All the records that follow need to be reproduced exactly. Omit the images.

[begin SUPPLIED INFORMATION]

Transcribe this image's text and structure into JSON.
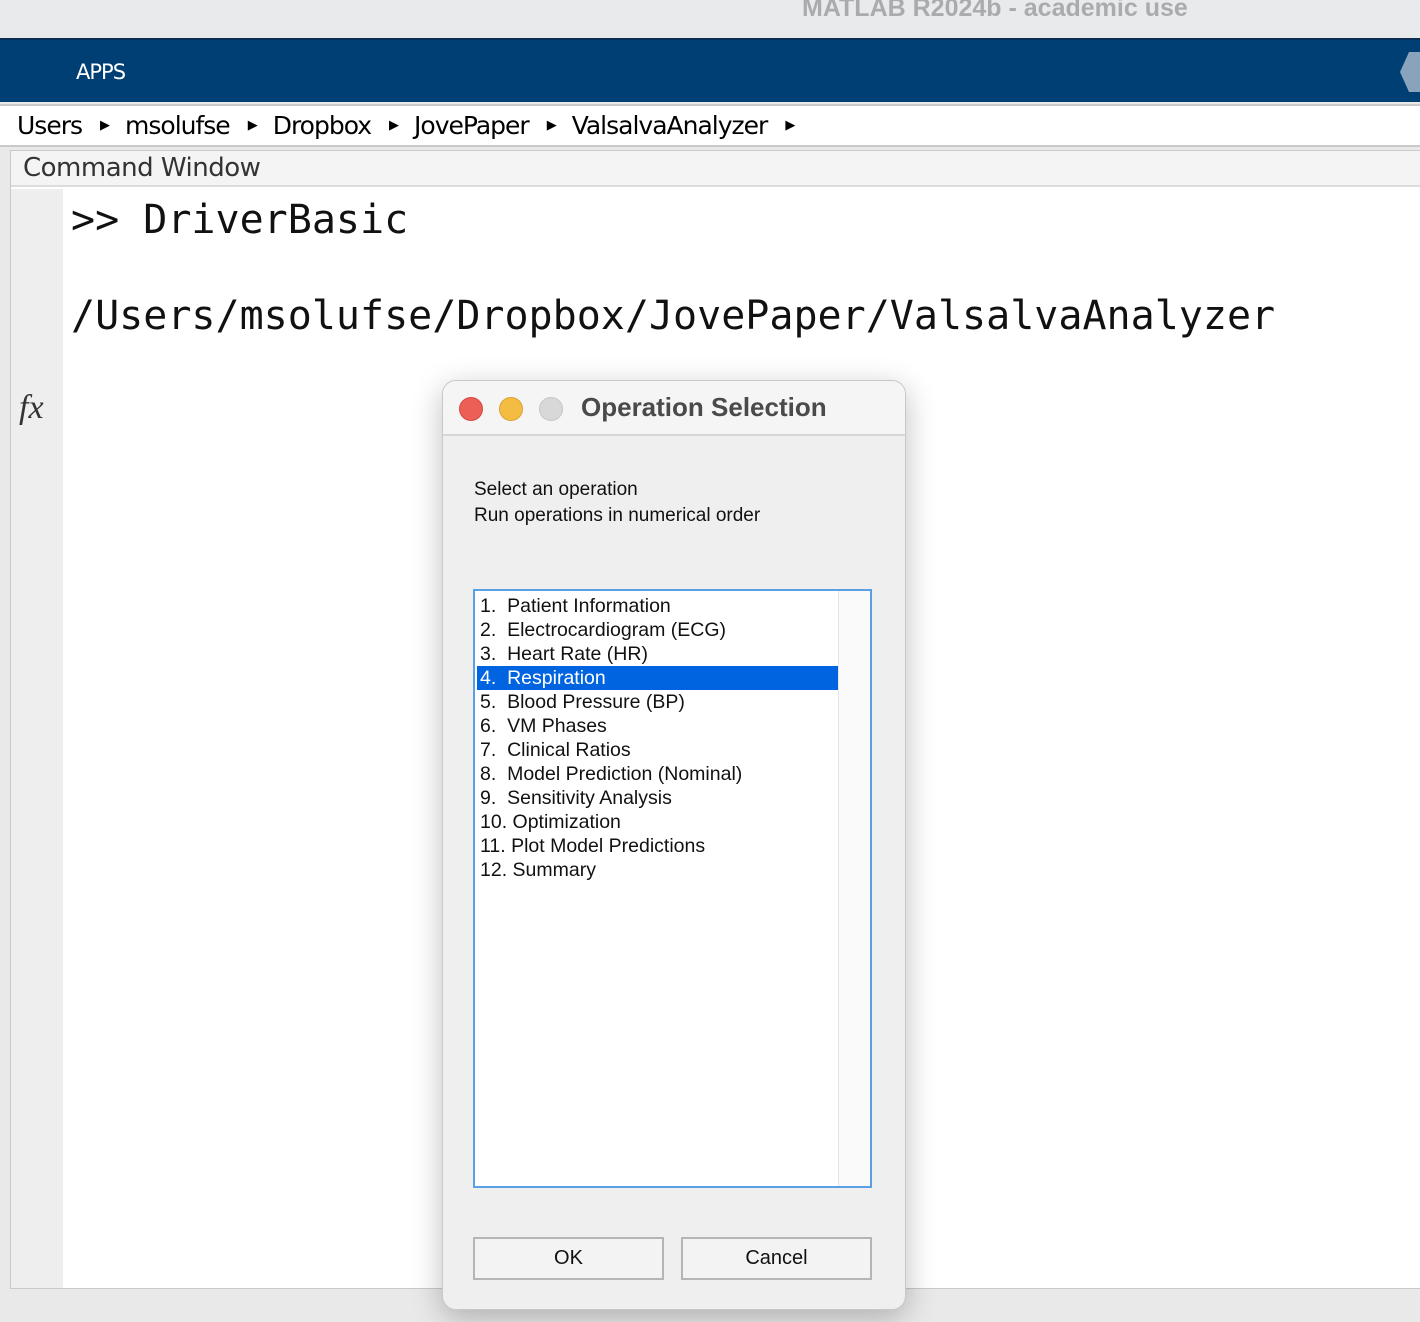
{
  "window": {
    "title": "MATLAB R2024b - academic use"
  },
  "toolbar": {
    "apps_label": "APPS"
  },
  "breadcrumb": [
    "Users",
    "msolufse",
    "Dropbox",
    "JovePaper",
    "ValsalvaAnalyzer"
  ],
  "command_window": {
    "title": "Command Window",
    "command": ">> DriverBasic",
    "output": "/Users/msolufse/Dropbox/JovePaper/ValsalvaAnalyzer",
    "fx_label": "fx"
  },
  "dialog": {
    "title": "Operation Selection",
    "prompt_line1": "Select an operation",
    "prompt_line2": "Run operations in numerical order",
    "items": [
      "1.  Patient Information",
      "2.  Electrocardiogram (ECG)",
      "3.  Heart Rate (HR)",
      "4.  Respiration",
      "5.  Blood Pressure (BP)",
      "6.  VM Phases",
      "7.  Clinical Ratios",
      "8.  Model Prediction (Nominal)",
      "9.  Sensitivity Analysis",
      "10. Optimization",
      "11. Plot Model Predictions",
      "12. Summary"
    ],
    "selected_index": 3,
    "ok_label": "OK",
    "cancel_label": "Cancel"
  },
  "colors": {
    "toolbar": "#003f73",
    "selection": "#0064e1",
    "close": "#ec5f57",
    "minimize": "#f4bd42",
    "zoom_disabled": "#d8d8d8"
  }
}
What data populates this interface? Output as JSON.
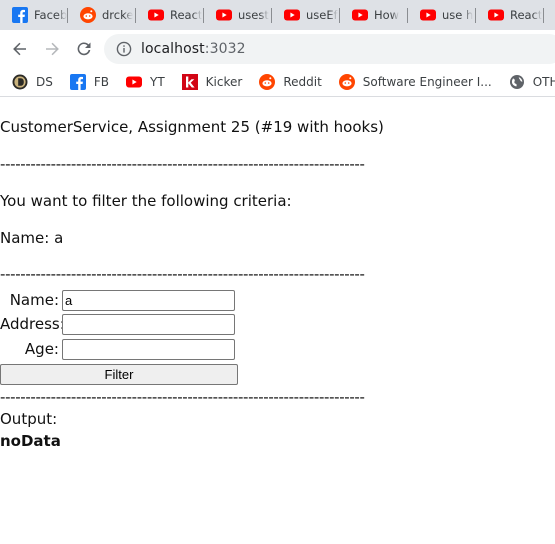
{
  "browser": {
    "tabs": [
      {
        "title": "Faceb",
        "icon": "facebook-icon"
      },
      {
        "title": "drcke",
        "icon": "reddit-icon"
      },
      {
        "title": "React",
        "icon": "youtube-icon"
      },
      {
        "title": "usest",
        "icon": "youtube-icon"
      },
      {
        "title": "useEf",
        "icon": "youtube-icon"
      },
      {
        "title": "How",
        "icon": "youtube-icon"
      },
      {
        "title": "use h",
        "icon": "youtube-icon"
      },
      {
        "title": "React",
        "icon": "youtube-icon"
      }
    ],
    "url_host": "localhost",
    "url_port": ":3032",
    "bookmarks": [
      {
        "label": "DS",
        "icon": "ds-icon"
      },
      {
        "label": "FB",
        "icon": "facebook-icon"
      },
      {
        "label": "YT",
        "icon": "youtube-icon"
      },
      {
        "label": "Kicker",
        "icon": "kicker-icon"
      },
      {
        "label": "Reddit",
        "icon": "reddit-icon"
      },
      {
        "label": "Software Engineer I...",
        "icon": "reddit-icon"
      },
      {
        "label": "OTH Webs",
        "icon": "globe-icon"
      }
    ],
    "colors": {
      "facebook": "#1877f2",
      "youtube": "#ff0000",
      "reddit": "#ff4500",
      "kicker": "#d20515"
    }
  },
  "page": {
    "title": "CustomerService, Assignment 25 (#19 with hooks)",
    "separator": "------------------------------------------------------------------------",
    "filter_intro": "You want to filter the following criteria:",
    "criteria_name": "Name: a",
    "form": {
      "name_label": "Name:",
      "name_value": "a",
      "address_label": "Address:",
      "address_value": "",
      "age_label": "Age:",
      "age_value": "",
      "filter_button": "Filter"
    },
    "output_label": "Output:",
    "output_value": "noData"
  }
}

[end SUPPLIED INFORMATION]

* [OUTPUT BELOW]:
Transcribe this image's text and structure into JSON.
{
  "window": {
    "title": "MATLAB R2024b - academic use"
  },
  "toolbar": {
    "apps_label": "APPS"
  },
  "breadcrumb": [
    "Users",
    "msolufse",
    "Dropbox",
    "JovePaper",
    "ValsalvaAnalyzer"
  ],
  "command_window": {
    "title": "Command Window",
    "command": ">> DriverBasic",
    "output": "/Users/msolufse/Dropbox/JovePaper/ValsalvaAnalyzer",
    "fx_label": "fx"
  },
  "dialog": {
    "title": "Operation Selection",
    "prompt_line1": "Select an operation",
    "prompt_line2": "Run operations in numerical order",
    "items": [
      "1.  Patient Information",
      "2.  Electrocardiogram (ECG)",
      "3.  Heart Rate (HR)",
      "4.  Respiration",
      "5.  Blood Pressure (BP)",
      "6.  VM Phases",
      "7.  Clinical Ratios",
      "8.  Model Prediction (Nominal)",
      "9.  Sensitivity Analysis",
      "10. Optimization",
      "11. Plot Model Predictions",
      "12. Summary"
    ],
    "selected_index": 3,
    "ok_label": "OK",
    "cancel_label": "Cancel"
  },
  "colors": {
    "toolbar": "#003f73",
    "selection": "#0064e1",
    "close": "#ec5f57",
    "minimize": "#f4bd42",
    "zoom_disabled": "#d8d8d8"
  }
}
What data populates this interface? Output as JSON.
{
  "browser": {
    "tabs": [
      {
        "title": "Faceb",
        "icon": "facebook-icon"
      },
      {
        "title": "drcke",
        "icon": "reddit-icon"
      },
      {
        "title": "React",
        "icon": "youtube-icon"
      },
      {
        "title": "usest",
        "icon": "youtube-icon"
      },
      {
        "title": "useEf",
        "icon": "youtube-icon"
      },
      {
        "title": "How",
        "icon": "youtube-icon"
      },
      {
        "title": "use h",
        "icon": "youtube-icon"
      },
      {
        "title": "React",
        "icon": "youtube-icon"
      }
    ],
    "url_host": "localhost",
    "url_port": ":3032",
    "bookmarks": [
      {
        "label": "DS",
        "icon": "ds-icon"
      },
      {
        "label": "FB",
        "icon": "facebook-icon"
      },
      {
        "label": "YT",
        "icon": "youtube-icon"
      },
      {
        "label": "Kicker",
        "icon": "kicker-icon"
      },
      {
        "label": "Reddit",
        "icon": "reddit-icon"
      },
      {
        "label": "Software Engineer I...",
        "icon": "reddit-icon"
      },
      {
        "label": "OTH Webs",
        "icon": "globe-icon"
      }
    ],
    "colors": {
      "facebook": "#1877f2",
      "youtube": "#ff0000",
      "reddit": "#ff4500",
      "kicker": "#d20515"
    }
  },
  "page": {
    "title": "CustomerService, Assignment 25 (#19 with hooks)",
    "separator": "------------------------------------------------------------------------",
    "filter_intro": "You want to filter the following criteria:",
    "criteria_name": "Name: a",
    "form": {
      "name_label": "Name:",
      "name_value": "a",
      "address_label": "Address:",
      "address_value": "",
      "age_label": "Age:",
      "age_value": "",
      "filter_button": "Filter"
    },
    "output_label": "Output:",
    "output_value": "noData"
  }
}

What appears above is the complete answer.